** START Exercise input **

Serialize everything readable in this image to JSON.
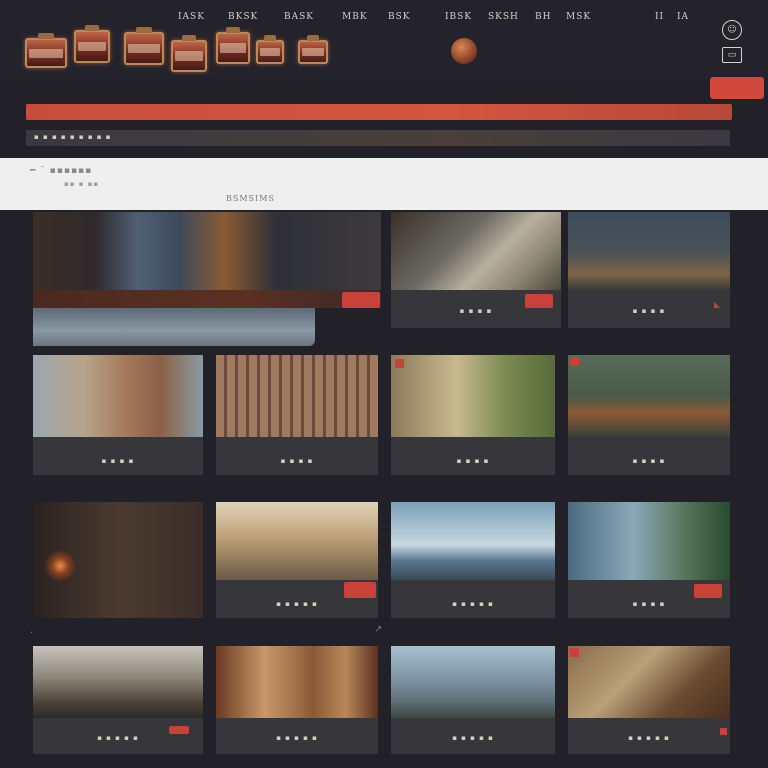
{
  "nav": {
    "items": [
      "IASK",
      "BKSK",
      "BASK",
      "MBK",
      "BSK",
      "IBSK",
      "SKSH",
      "BH",
      "MSK",
      "II",
      "IA"
    ],
    "profile_icon": "profile-icon",
    "bag_icon": "bag-icon"
  },
  "cta": {
    "label": ""
  },
  "promo_bar": {
    "text": ""
  },
  "sub_bar": {
    "text": "▪ ▪ ▪ ▪ ▪ ▪ ▪ ▪ ▪"
  },
  "band": {
    "title": "━ ¨ ▪▪▪▪▪▪",
    "subtitle": "▪▪ ▪ ▪▪",
    "caption": "BSMSIMS"
  },
  "cards": [
    {
      "caption": ""
    },
    {
      "caption": "▪ ▪ ▪ ▪"
    },
    {
      "caption": "▪ ▪ ▪ ▪"
    },
    {
      "caption": "▪ ▪ ▪ ▪"
    },
    {
      "caption": "▪ ▪ ▪ ▪"
    },
    {
      "caption": "▪ ▪ ▪ ▪"
    },
    {
      "caption": "▪ ▪ ▪ ▪"
    },
    {
      "caption": ""
    },
    {
      "caption": "▪ ▪ ▪ ▪ ▪"
    },
    {
      "caption": "▪ ▪ ▪ ▪ ▪"
    },
    {
      "caption": "▪ ▪ ▪ ▪"
    },
    {
      "caption": "▪ ▪ ▪ ▪ ▪"
    },
    {
      "caption": "▪ ▪ ▪ ▪ ▪"
    },
    {
      "caption": "▪ ▪ ▪ ▪ ▪"
    },
    {
      "caption": "▪ ▪ ▪ ▪ ▪"
    }
  ],
  "colors": {
    "accent": "#c9423a",
    "background": "#22212a",
    "card": "#37373b"
  }
}
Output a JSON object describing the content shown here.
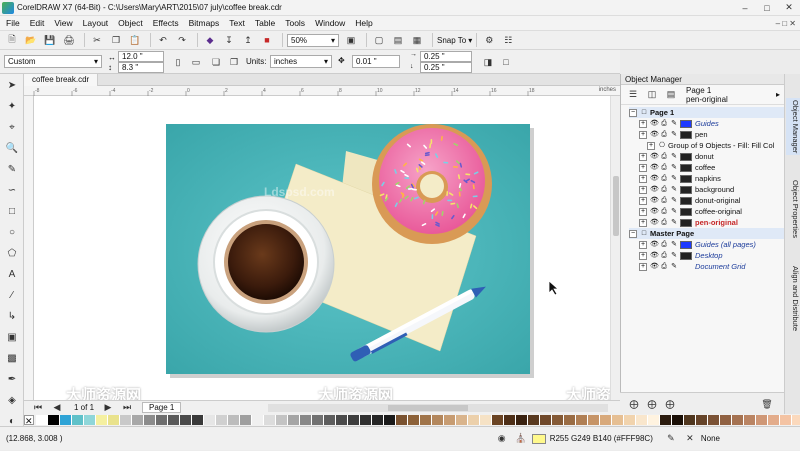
{
  "window": {
    "title": "CorelDRAW X7 (64-Bit) - C:\\Users\\Mary\\ART\\2015\\07 july\\coffee break.cdr"
  },
  "menu": [
    "File",
    "Edit",
    "View",
    "Layout",
    "Object",
    "Effects",
    "Bitmaps",
    "Text",
    "Table",
    "Tools",
    "Window",
    "Help"
  ],
  "toolbar": {
    "zoom": "50%",
    "snap_to": "Snap To"
  },
  "propertybar": {
    "preset": "Custom",
    "width": "12.0 \"",
    "height": "8.3 \"",
    "units_label": "Units:",
    "units": "inches",
    "nudge": "0.01 \"",
    "dup_x": "0.25 \"",
    "dup_y": "0.25 \""
  },
  "document_tab": "coffee break.cdr",
  "ruler": {
    "unit": "inches",
    "ticks": [
      "-8",
      "-6",
      "-4",
      "-2",
      "0",
      "2",
      "4",
      "6",
      "8",
      "10",
      "12",
      "14",
      "16",
      "18"
    ]
  },
  "page_nav": {
    "count": "1 of 1",
    "page_tab": "Page 1"
  },
  "watermarks": [
    "Ldspsd.com",
    "Ldspsd.com",
    "大师资源网",
    "大师资源网",
    "大师资源网"
  ],
  "status": {
    "coords": "(12.868, 3.008 )",
    "fill_info": "R255 G249 B140 (#FFF98C)",
    "outline": "None"
  },
  "object_manager": {
    "title": "Object Manager",
    "page_label": "Page 1",
    "active_layer": "pen-original",
    "page1": {
      "label": "Page 1",
      "layers": [
        {
          "name": "Guides",
          "color": "#1f3bff",
          "italic": true
        },
        {
          "name": "pen",
          "color": "#222222",
          "italic": false
        },
        {
          "name": "Group of 9 Objects - Fill: Fill Col",
          "color": "",
          "italic": false,
          "child": true
        },
        {
          "name": "donut",
          "color": "#222222",
          "italic": false
        },
        {
          "name": "coffee",
          "color": "#222222",
          "italic": false
        },
        {
          "name": "napkins",
          "color": "#222222",
          "italic": false
        },
        {
          "name": "background",
          "color": "#222222",
          "italic": false
        },
        {
          "name": "donut-original",
          "color": "#222222",
          "italic": false
        },
        {
          "name": "coffee-original",
          "color": "#222222",
          "italic": false
        },
        {
          "name": "pen-original",
          "color": "#222222",
          "italic": false,
          "active": true
        }
      ]
    },
    "master": {
      "label": "Master Page",
      "layers": [
        {
          "name": "Guides (all pages)",
          "color": "#1f3bff"
        },
        {
          "name": "Desktop",
          "color": "#222222"
        },
        {
          "name": "Document Grid",
          "color": ""
        }
      ]
    }
  },
  "dockers": [
    "Object Manager",
    "Object Properties",
    "Align and Distribute"
  ],
  "colors": {
    "artboard_bg": "#4fb9bd",
    "coffee": "#3a1a0c",
    "donut_icing": "#f06ca8",
    "donut_dough": "#d99a55",
    "napkin": "#f3ecc6"
  },
  "palette": [
    "#ffffff",
    "#000000",
    "#2ea3d6",
    "#5fc1c9",
    "#8fd6d9",
    "#f5f0a0",
    "#e9e28c",
    "#c9c9c9",
    "#a8a8a8",
    "#8c8c8c",
    "#6e6e6e",
    "#5a5a5a",
    "#4a4a4a",
    "#3a3a3a",
    "#e6e6e6",
    "#d0d0d0",
    "#bdbdbd",
    "#9f9f9f",
    "#f0f0f0",
    "#dcdcdc",
    "#c3c3c3",
    "#a5a5a5",
    "#888888",
    "#727272",
    "#5e5e5e",
    "#4b4b4b",
    "#3e3e3e",
    "#303030",
    "#262626",
    "#1a1a1a",
    "#7a5230",
    "#8d6239",
    "#a0744a",
    "#b3875d",
    "#c79c72",
    "#d9b48c",
    "#ecd0ab",
    "#f6e2c5",
    "#6b4423",
    "#4e2f17",
    "#3a2210",
    "#5a3a20",
    "#70492a",
    "#855a36",
    "#9a6c44",
    "#b07f54",
    "#c69467",
    "#d8a97b",
    "#e6bf93",
    "#f1d3ad",
    "#f9e6cc",
    "#fff3e0",
    "#2b1b0e",
    "#1a0f06",
    "#50371f",
    "#664429",
    "#7b5235",
    "#906142",
    "#a57251",
    "#ba8463",
    "#cf9776",
    "#e3ac8b",
    "#f4c3a3",
    "#fbd9bd",
    "#ffe9d6",
    "#000000"
  ]
}
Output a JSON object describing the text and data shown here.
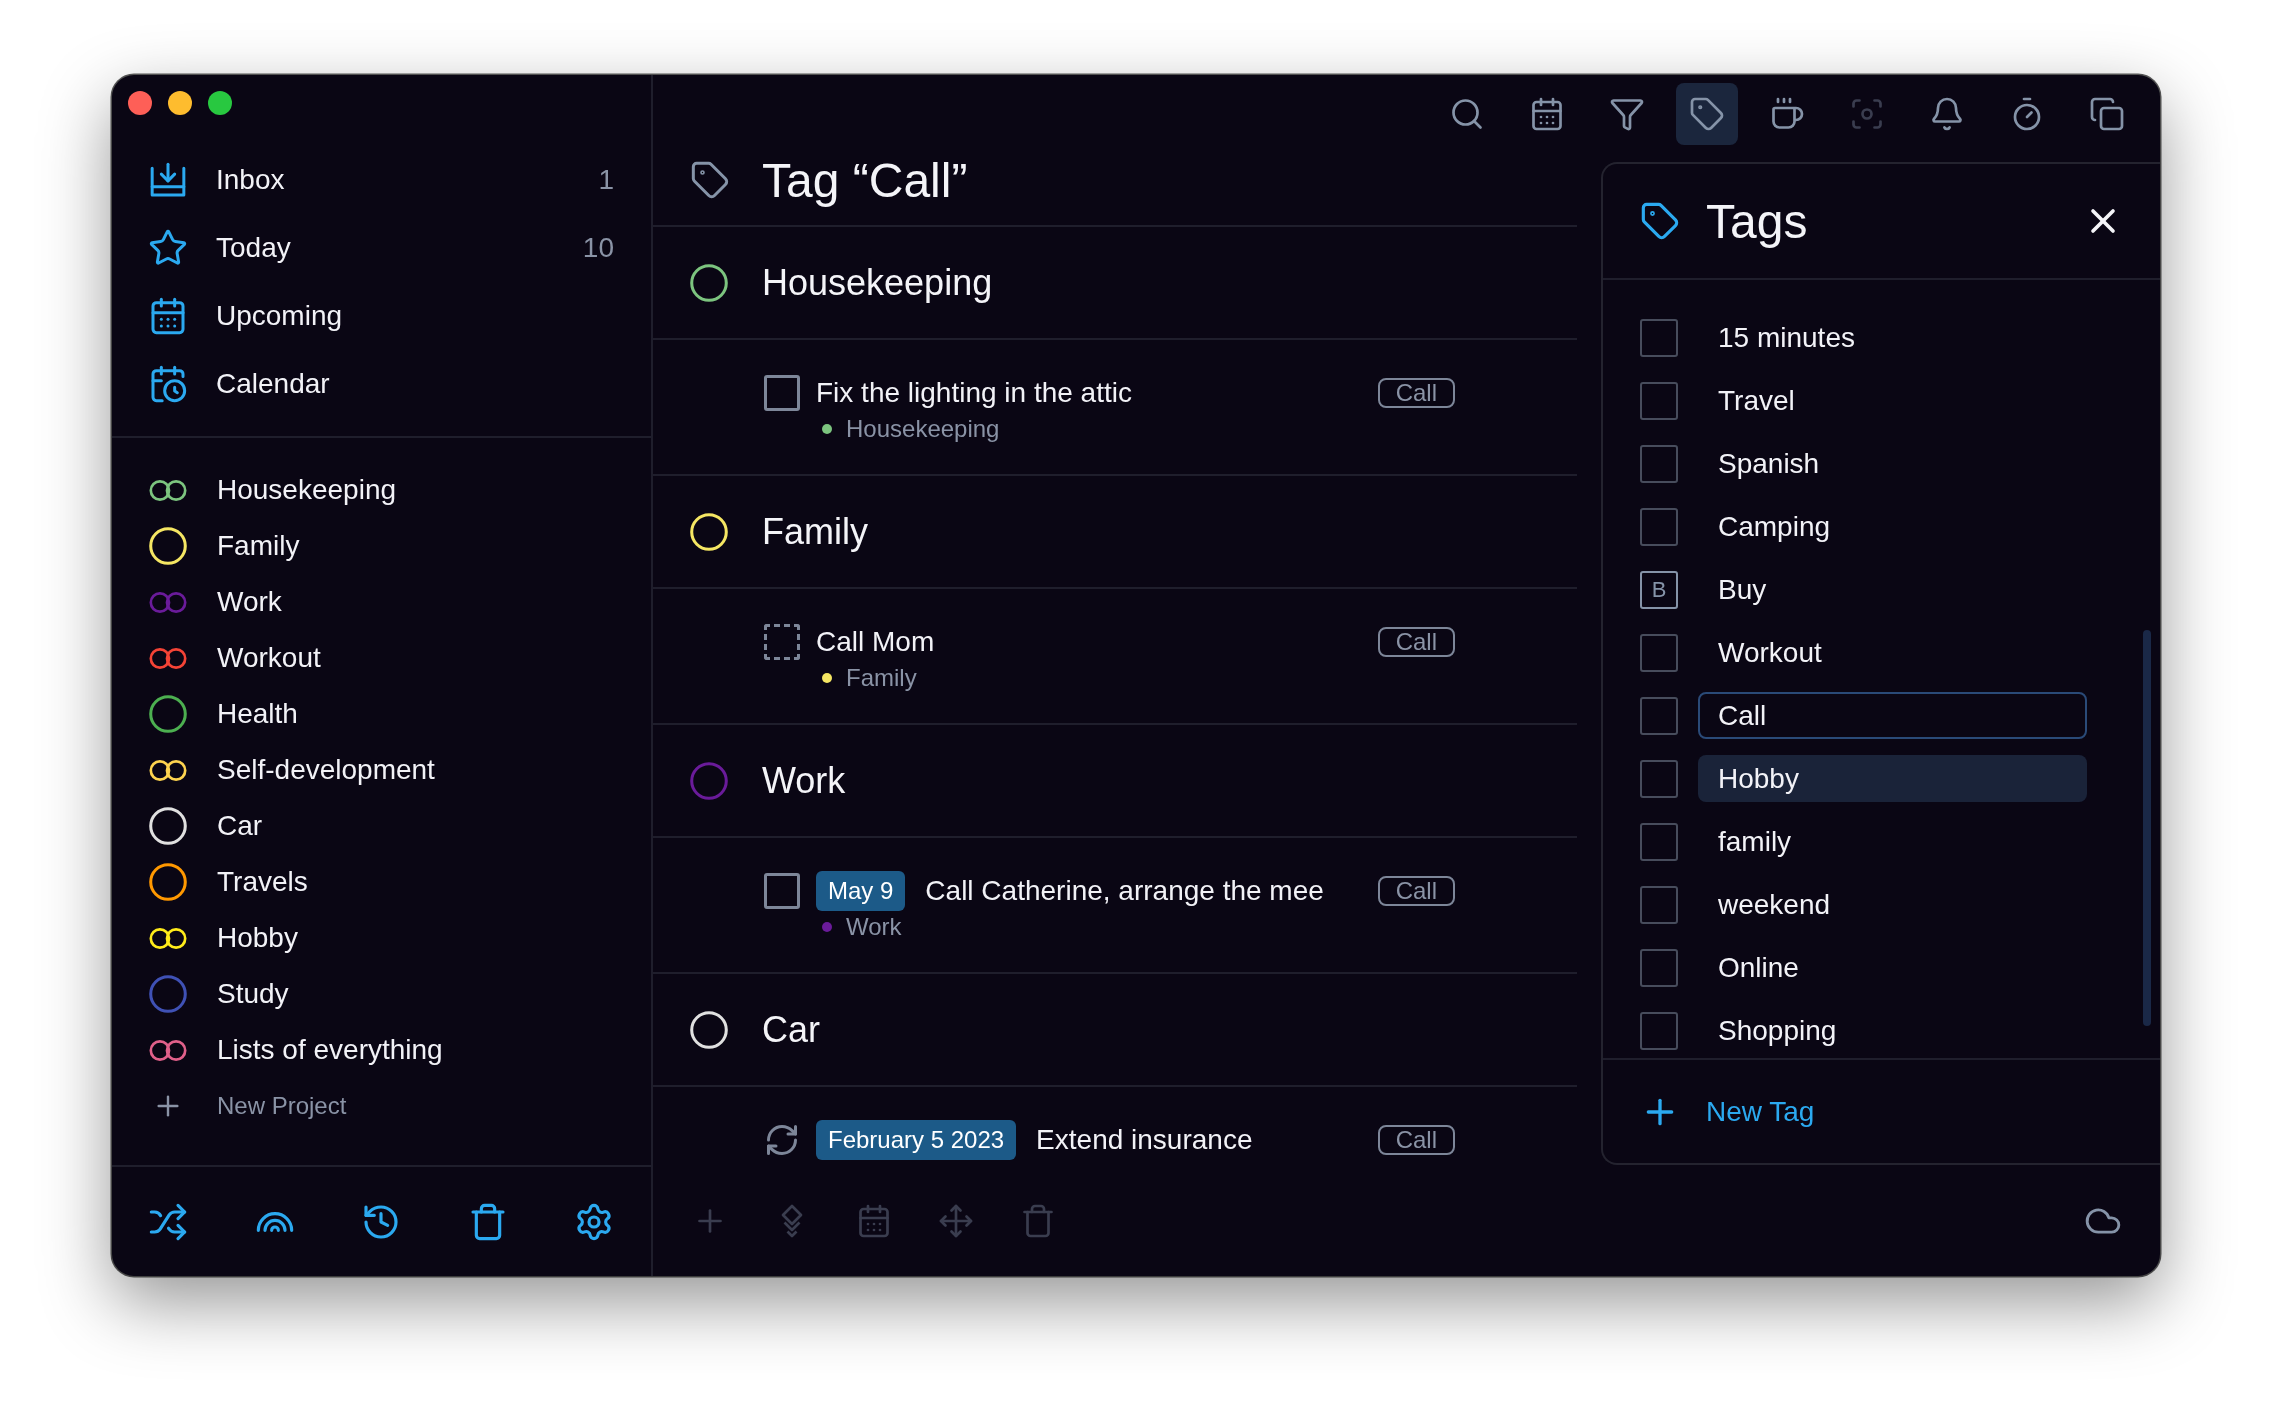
{
  "sidebar": {
    "nav": [
      {
        "label": "Inbox",
        "count": "1",
        "selected": false
      },
      {
        "label": "Today",
        "count": "10",
        "selected": false
      },
      {
        "label": "Upcoming",
        "selected": false
      },
      {
        "label": "Calendar",
        "selected": false
      }
    ],
    "projects": [
      {
        "name": "Housekeeping",
        "kind": "double",
        "color": "#7cc47f",
        "selected": false
      },
      {
        "name": "Family",
        "kind": "single",
        "color": "#f5e663",
        "selected": false
      },
      {
        "name": "Work",
        "kind": "double",
        "color": "#6a1b9a",
        "selected": false
      },
      {
        "name": "Workout",
        "kind": "double",
        "color": "#f44336",
        "selected": false
      },
      {
        "name": "Health",
        "kind": "single",
        "color": "#4caf50",
        "selected": false
      },
      {
        "name": "Self-development",
        "kind": "double",
        "color": "#fdd34f",
        "selected": false
      },
      {
        "name": "Car",
        "kind": "single",
        "color": "#e0e0e0",
        "selected": false
      },
      {
        "name": "Travels",
        "kind": "single",
        "color": "#ff9800",
        "selected": false
      },
      {
        "name": "Hobby",
        "kind": "double",
        "color": "#ffeb1a",
        "selected": false
      },
      {
        "name": "Study",
        "kind": "single",
        "color": "#3f51b5",
        "selected": false
      },
      {
        "name": "Lists of everything",
        "kind": "double",
        "color": "#e0608a",
        "selected": false
      }
    ],
    "new_project": "New Project"
  },
  "toolbar": [
    {
      "selected": false,
      "disabled": false
    },
    {
      "selected": false,
      "disabled": false
    },
    {
      "selected": false,
      "disabled": false
    },
    {
      "selected": true,
      "disabled": false
    },
    {
      "selected": false,
      "disabled": false
    },
    {
      "selected": false,
      "disabled": true
    },
    {
      "selected": false,
      "disabled": false
    },
    {
      "selected": false,
      "disabled": false
    },
    {
      "selected": false,
      "disabled": false
    }
  ],
  "main": {
    "title": "Tag “Call”",
    "groups": [
      {
        "name": "Housekeeping",
        "color": "#7cc47f",
        "tasks": [
          {
            "kind": "box",
            "checked": false,
            "title": "Fix the lighting in the attic",
            "project": {
              "name": "Housekeeping",
              "color": "#7cc47f"
            },
            "tag": "Call"
          }
        ]
      },
      {
        "name": "Family",
        "color": "#f5e663",
        "tasks": [
          {
            "kind": "dashed",
            "checked": false,
            "title": "Call Mom",
            "project": {
              "name": "Family",
              "color": "#f5e663"
            },
            "tag": "Call"
          }
        ]
      },
      {
        "name": "Work",
        "color": "#6a1b9a",
        "tasks": [
          {
            "kind": "box",
            "checked": false,
            "date": "May 9",
            "title": "Call Catherine, arrange the mee",
            "project": {
              "name": "Work",
              "color": "#6a1b9a"
            },
            "tag": "Call"
          }
        ]
      },
      {
        "name": "Car",
        "color": "#e0e0e0",
        "tasks": [
          {
            "kind": "repeat",
            "checked": false,
            "date": "February 5 2023",
            "title": "Extend insurance",
            "tag": "Call"
          }
        ]
      }
    ]
  },
  "bottom_toolbar": [
    {
      "disabled": true
    },
    {
      "disabled": true
    },
    {
      "disabled": true
    },
    {
      "disabled": true
    },
    {
      "disabled": true
    }
  ],
  "tags_panel": {
    "title": "Tags",
    "items": [
      {
        "label": "15 minutes",
        "kind": "checkbox",
        "checked": false,
        "selected": false,
        "focused": false
      },
      {
        "label": "Travel",
        "kind": "checkbox",
        "checked": false,
        "selected": false,
        "focused": false
      },
      {
        "label": "Spanish",
        "kind": "checkbox",
        "checked": false,
        "selected": false,
        "focused": false
      },
      {
        "label": "Camping",
        "kind": "checkbox",
        "checked": false,
        "selected": false,
        "focused": false
      },
      {
        "label": "Buy",
        "kind": "key",
        "key": "B",
        "selected": false,
        "focused": false
      },
      {
        "label": "Workout",
        "kind": "checkbox",
        "checked": false,
        "selected": false,
        "focused": false
      },
      {
        "label": "Call",
        "kind": "checkbox",
        "checked": false,
        "selected": false,
        "focused": true
      },
      {
        "label": "Hobby",
        "kind": "checkbox",
        "checked": false,
        "selected": true,
        "focused": false
      },
      {
        "label": "family",
        "kind": "checkbox",
        "checked": false,
        "selected": false,
        "focused": false
      },
      {
        "label": "weekend",
        "kind": "checkbox",
        "checked": false,
        "selected": false,
        "focused": false
      },
      {
        "label": "Online",
        "kind": "checkbox",
        "checked": false,
        "selected": false,
        "focused": false
      },
      {
        "label": "Shopping",
        "kind": "checkbox",
        "checked": false,
        "selected": false,
        "focused": false
      }
    ],
    "new_tag": "New Tag"
  }
}
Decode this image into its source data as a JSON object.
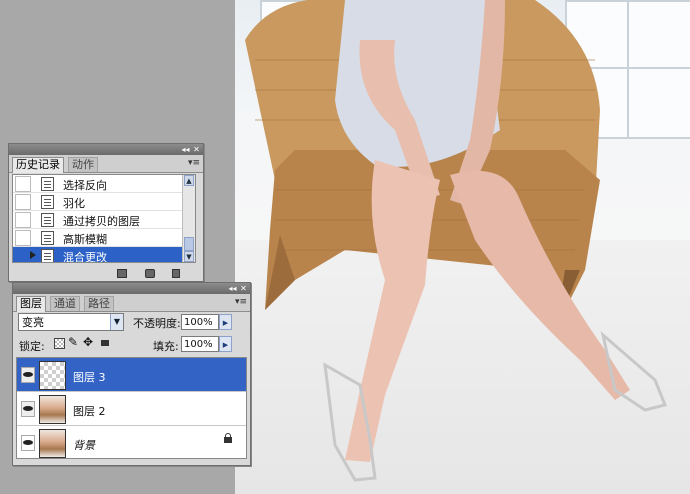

** END Exercise input **

From the entries, report each line that includes the word "data".

:: Exercise answer ::
Output a JSON object describing the text and data shown here.
Decode this image into its source data as a JSON object.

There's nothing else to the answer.